Set exercise
Reproduce all the lines exactly as they stand, apart from the pictures.

Records provided
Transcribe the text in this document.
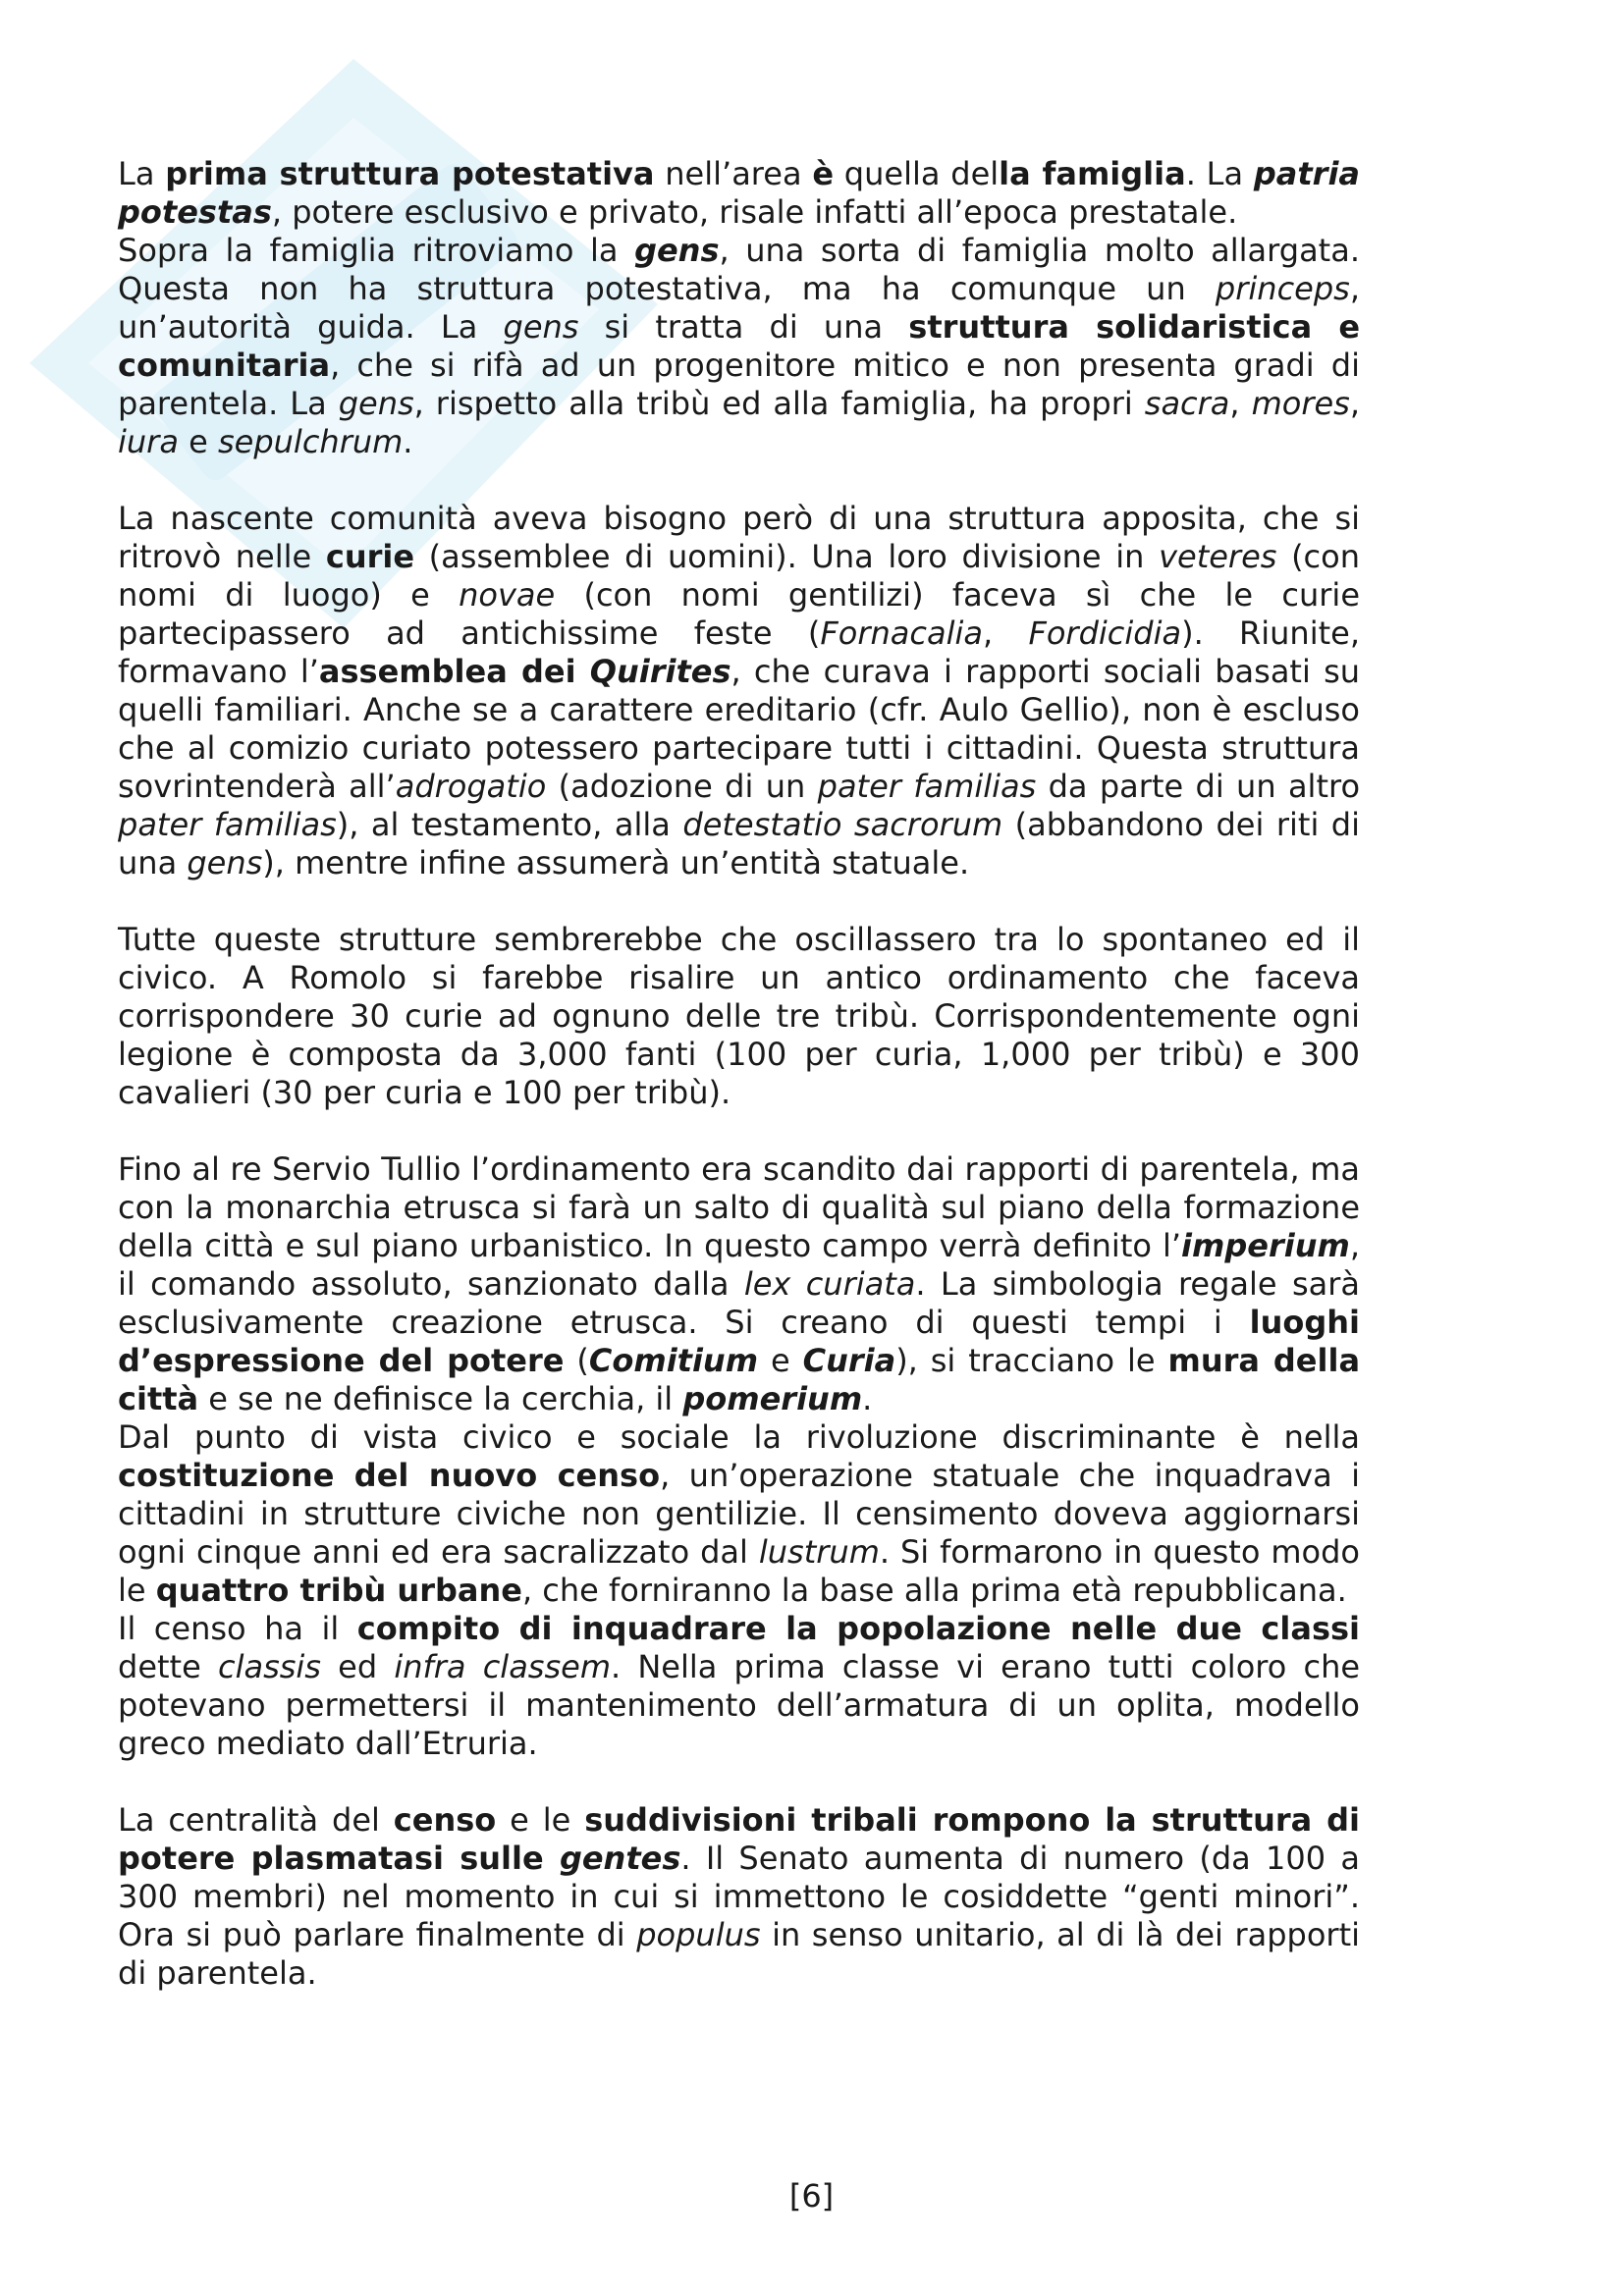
La prima struttura potestativa nell’area è quella della famiglia. La patria potestas, potere esclusivo e privato, risale infatti all’epoca prestatale.

Sopra la famiglia ritroviamo la gens, una sorta di famiglia molto allargata. Questa non ha struttura potestativa, ma ha comunque un princeps, un’autorità guida. La gens si tratta di una struttura solidaristica e comunitaria, che si rifà ad un progenitore mitico e non presenta gradi di parentela. La gens, rispetto alla tribù ed alla famiglia, ha propri sacra, mores, iura e sepulchrum.

La nascente comunità aveva bisogno però di una struttura apposita, che si ritrovò nelle curie (assemblee di uomini). Una loro divisione in veteres (con nomi di luogo) e novae (con nomi gentilizi) faceva sì che le curie partecipassero ad antichissime feste (Fornacalia, Fordicidia). Riunite, formavano l’assemblea dei Quirites, che curava i rapporti sociali basati su quelli familiari. Anche se a carattere ereditario (cfr. Aulo Gellio), non è escluso che al comizio curiato potessero partecipare tutti i cittadini. Questa struttura sovrintenderà all’adrogatio (adozione di un pater familias da parte di un altro pater familias), al testamento, alla detestatio sacrorum (abbandono dei riti di una gens), mentre infine assumerà un’entità statuale.

Tutte queste strutture sembrerebbe che oscillassero tra lo spontaneo ed il civico. A Romolo si farebbe risalire un antico ordinamento che faceva corrispondere 30 curie ad ognuno delle tre tribù. Corrispondentemente ogni legione è composta da 3,000 fanti (100 per curia, 1,000 per tribù) e 300 cavalieri (30 per curia e 100 per tribù).

Fino al re Servio Tullio l’ordinamento era scandito dai rapporti di parentela, ma con la monarchia etrusca si farà un salto di qualità sul piano della formazione della città e sul piano urbanistico. In questo campo verrà definito l’imperium, il comando assoluto, sanzionato dalla lex curiata. La simbologia regale sarà esclusivamente creazione etrusca. Si creano di questi tempi i luoghi d’espressione del potere (Comitium e Curia), si tracciano le mura della città e se ne definisce la cerchia, il pomerium.

Dal punto di vista civico e sociale la rivoluzione discriminante è nella costituzione del nuovo censo, un’operazione statuale che inquadrava i cittadini in strutture civiche non gentilizie. Il censimento doveva aggiornarsi ogni cinque anni ed era sacralizzato dal lustrum. Si formarono in questo modo le quattro tribù urbane, che forniranno la base alla prima età repubblicana.

Il censo ha il compito di inquadrare la popolazione nelle due classi dette classis ed infra classem. Nella prima classe vi erano tutti coloro che potevano permettersi il mantenimento dell’armatura di un oplita, modello greco mediato dall’Etruria.

La centralità del censo e le suddivisioni tribali rompono la struttura di potere plasmatasi sulle gentes. Il Senato aumenta di numero (da 100 a 300 membri) nel momento in cui si immettono le cosiddette “genti minori”. Ora si può parlare finalmente di populus in senso unitario, al di là dei rapporti di parentela.

[6]
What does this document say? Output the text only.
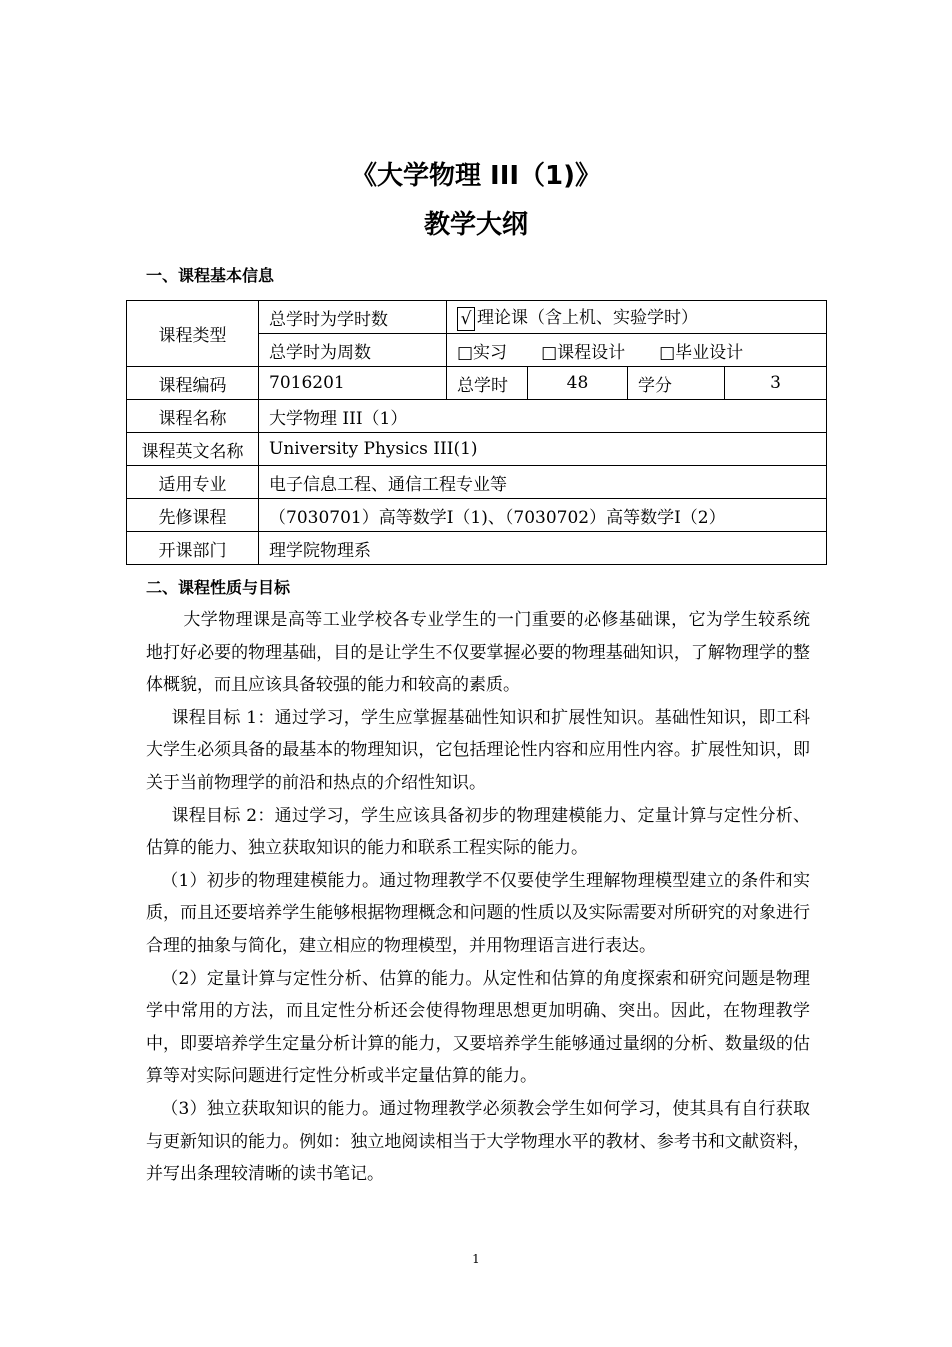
《大学物理 III（1)》
教学大纲
一、课程基本信息
课程类型	总学时为学时数	√ 理论课（含上机、实验学时）			
	总学时为周数	□实习 □课程设计 □毕业设计			
课程编码	7016201	总学时	48	学分	3
课程名称	大学物理 III（1）				
课程英文名称	University Physics III(1)				
适用专业	电子信息工程、通信工程专业等				
先修课程	（7030701）高等数学Ⅰ（1)、（7030702）高等数学Ⅰ（2）				
开课部门	理学院物理系				
二、课程性质与目标

大学物理课是高等工业学校各专业学生的一门重要的必修基础课，它为学生较系统地打好必要的物理基础，目的是让学生不仅要掌握必要的物理基础知识，了解物理学的整体概貌，而且应该具备较强的能力和较高的素质。

课程目标 1：通过学习，学生应掌握基础性知识和扩展性知识。基础性知识，即工科大学生必须具备的最基本的物理知识，它包括理论性内容和应用性内容。扩展性知识，即关于当前物理学的前沿和热点的介绍性知识。

课程目标 2：通过学习，学生应该具备初步的物理建模能力、定量计算与定性分析、估算的能力、独立获取知识的能力和联系工程实际的能力。

（1）初步的物理建模能力。通过物理教学不仅要使学生理解物理模型建立的条件和实质，而且还要培养学生能够根据物理概念和问题的性质以及实际需要对所研究的对象进行合理的抽象与简化，建立相应的物理模型，并用物理语言进行表达。

（2）定量计算与定性分析、估算的能力。从定性和估算的角度探索和研究问题是物理学中常用的方法，而且定性分析还会使得物理思想更加明确、突出。因此，在物理教学中，即要培养学生定量分析计算的能力，又要培养学生能够通过量纲的分析、数量级的估算等对实际问题进行定性分析或半定量估算的能力。

（3）独立获取知识的能力。通过物理教学必须教会学生如何学习，使其具有自行获取与更新知识的能力。例如：独立地阅读相当于大学物理水平的教材、参考书和文献资料，并写出条理较清晰的读书笔记。

1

Task response
Transcribe the text in this document.
La prima struttura potestativa nell’area è quella della famiglia. La patria potestas, potere esclusivo e privato, risale infatti all’epoca prestatale.

Sopra la famiglia ritroviamo la gens, una sorta di famiglia molto allargata. Questa non ha struttura potestativa, ma ha comunque un princeps, un’autorità guida. La gens si tratta di una struttura solidaristica e comunitaria, che si rifà ad un progenitore mitico e non presenta gradi di parentela. La gens, rispetto alla tribù ed alla famiglia, ha propri sacra, mores, iura e sepulchrum.

La nascente comunità aveva bisogno però di una struttura apposita, che si ritrovò nelle curie (assemblee di uomini). Una loro divisione in veteres (con nomi di luogo) e novae (con nomi gentilizi) faceva sì che le curie partecipassero ad antichissime feste (Fornacalia, Fordicidia). Riunite, formavano l’assemblea dei Quirites, che curava i rapporti sociali basati su quelli familiari. Anche se a carattere ereditario (cfr. Aulo Gellio), non è escluso che al comizio curiato potessero partecipare tutti i cittadini. Questa struttura sovrintenderà all’adrogatio (adozione di un pater familias da parte di un altro pater familias), al testamento, alla detestatio sacrorum (abbandono dei riti di una gens), mentre infine assumerà un’entità statuale.

Tutte queste strutture sembrerebbe che oscillassero tra lo spontaneo ed il civico. A Romolo si farebbe risalire un antico ordinamento che faceva corrispondere 30 curie ad ognuno delle tre tribù. Corrispondentemente ogni legione è composta da 3,000 fanti (100 per curia, 1,000 per tribù) e 300 cavalieri (30 per curia e 100 per tribù).

Fino al re Servio Tullio l’ordinamento era scandito dai rapporti di parentela, ma con la monarchia etrusca si farà un salto di qualità sul piano della formazione della città e sul piano urbanistico. In questo campo verrà definito l’imperium, il comando assoluto, sanzionato dalla lex curiata. La simbologia regale sarà esclusivamente creazione etrusca. Si creano di questi tempi i luoghi d’espressione del potere (Comitium e Curia), si tracciano le mura della città e se ne definisce la cerchia, il pomerium.

Dal punto di vista civico e sociale la rivoluzione discriminante è nella costituzione del nuovo censo, un’operazione statuale che inquadrava i cittadini in strutture civiche non gentilizie. Il censimento doveva aggiornarsi ogni cinque anni ed era sacralizzato dal lustrum. Si formarono in questo modo le quattro tribù urbane, che forniranno la base alla prima età repubblicana.

Il censo ha il compito di inquadrare la popolazione nelle due classi dette classis ed infra classem. Nella prima classe vi erano tutti coloro che potevano permettersi il mantenimento dell’armatura di un oplita, modello greco mediato dall’Etruria.

La centralità del censo e le suddivisioni tribali rompono la struttura di potere plasmatasi sulle gentes. Il Senato aumenta di numero (da 100 a 300 membri) nel momento in cui si immettono le cosiddette “genti minori”. Ora si può parlare finalmente di populus in senso unitario, al di là dei rapporti di parentela.

[6]
What does this document say? Output the text only.
《大学物理 III（1)》
教学大纲
一、课程基本信息
课程类型	总学时为学时数	√ 理论课（含上机、实验学时）			
	总学时为周数	□实习 □课程设计 □毕业设计			
课程编码	7016201	总学时	48	学分	3
课程名称	大学物理 III（1）				
课程英文名称	University Physics III(1)				
适用专业	电子信息工程、通信工程专业等				
先修课程	（7030701）高等数学Ⅰ（1)、（7030702）高等数学Ⅰ（2）				
开课部门	理学院物理系				
二、课程性质与目标

大学物理课是高等工业学校各专业学生的一门重要的必修基础课，它为学生较系统地打好必要的物理基础，目的是让学生不仅要掌握必要的物理基础知识，了解物理学的整体概貌，而且应该具备较强的能力和较高的素质。

课程目标 1：通过学习，学生应掌握基础性知识和扩展性知识。基础性知识，即工科大学生必须具备的最基本的物理知识，它包括理论性内容和应用性内容。扩展性知识，即关于当前物理学的前沿和热点的介绍性知识。

课程目标 2：通过学习，学生应该具备初步的物理建模能力、定量计算与定性分析、估算的能力、独立获取知识的能力和联系工程实际的能力。

（1）初步的物理建模能力。通过物理教学不仅要使学生理解物理模型建立的条件和实质，而且还要培养学生能够根据物理概念和问题的性质以及实际需要对所研究的对象进行合理的抽象与简化，建立相应的物理模型，并用物理语言进行表达。

（2）定量计算与定性分析、估算的能力。从定性和估算的角度探索和研究问题是物理学中常用的方法，而且定性分析还会使得物理思想更加明确、突出。因此，在物理教学中，即要培养学生定量分析计算的能力，又要培养学生能够通过量纲的分析、数量级的估算等对实际问题进行定性分析或半定量估算的能力。

（3）独立获取知识的能力。通过物理教学必须教会学生如何学习，使其具有自行获取与更新知识的能力。例如：独立地阅读相当于大学物理水平的教材、参考书和文献资料，并写出条理较清晰的读书笔记。

1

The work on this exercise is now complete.